• TASK PROMPT:
Determine the number of lines in the listing below where the string "after" occurs; answer with the number alone.

— START EXERCISE INPUTS —

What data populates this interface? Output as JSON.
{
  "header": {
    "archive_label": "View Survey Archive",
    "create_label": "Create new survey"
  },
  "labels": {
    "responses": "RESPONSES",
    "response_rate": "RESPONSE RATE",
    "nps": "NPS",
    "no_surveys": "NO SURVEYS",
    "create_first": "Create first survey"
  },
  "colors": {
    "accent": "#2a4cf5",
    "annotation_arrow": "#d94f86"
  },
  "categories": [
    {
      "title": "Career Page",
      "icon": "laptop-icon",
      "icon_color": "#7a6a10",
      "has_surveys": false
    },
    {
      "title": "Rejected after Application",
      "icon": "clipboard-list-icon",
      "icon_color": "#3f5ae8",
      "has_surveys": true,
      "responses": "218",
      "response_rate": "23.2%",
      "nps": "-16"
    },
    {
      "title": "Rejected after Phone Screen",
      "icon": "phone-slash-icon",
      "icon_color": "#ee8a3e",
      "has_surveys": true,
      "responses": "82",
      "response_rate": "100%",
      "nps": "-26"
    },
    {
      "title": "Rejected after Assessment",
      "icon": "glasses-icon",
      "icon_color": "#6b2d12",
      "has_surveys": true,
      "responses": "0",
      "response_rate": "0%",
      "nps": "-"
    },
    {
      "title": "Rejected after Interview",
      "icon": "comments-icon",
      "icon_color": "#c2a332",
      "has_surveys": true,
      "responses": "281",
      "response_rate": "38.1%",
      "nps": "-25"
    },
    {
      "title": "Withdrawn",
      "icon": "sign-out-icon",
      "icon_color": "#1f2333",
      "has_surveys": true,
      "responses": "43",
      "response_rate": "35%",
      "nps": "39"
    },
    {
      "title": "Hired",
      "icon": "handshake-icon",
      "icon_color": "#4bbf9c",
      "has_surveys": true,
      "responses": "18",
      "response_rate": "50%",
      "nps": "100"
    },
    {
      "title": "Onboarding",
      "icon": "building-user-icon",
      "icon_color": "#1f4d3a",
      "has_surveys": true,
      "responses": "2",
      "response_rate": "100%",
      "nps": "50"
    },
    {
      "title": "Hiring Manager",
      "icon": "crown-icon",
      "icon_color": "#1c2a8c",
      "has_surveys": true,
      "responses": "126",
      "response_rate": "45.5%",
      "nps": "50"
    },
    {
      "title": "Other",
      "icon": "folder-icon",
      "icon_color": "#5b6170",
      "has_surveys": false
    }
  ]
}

— END EXERCISE INPUTS —

• OUTPUT FOR THIS TASK:
4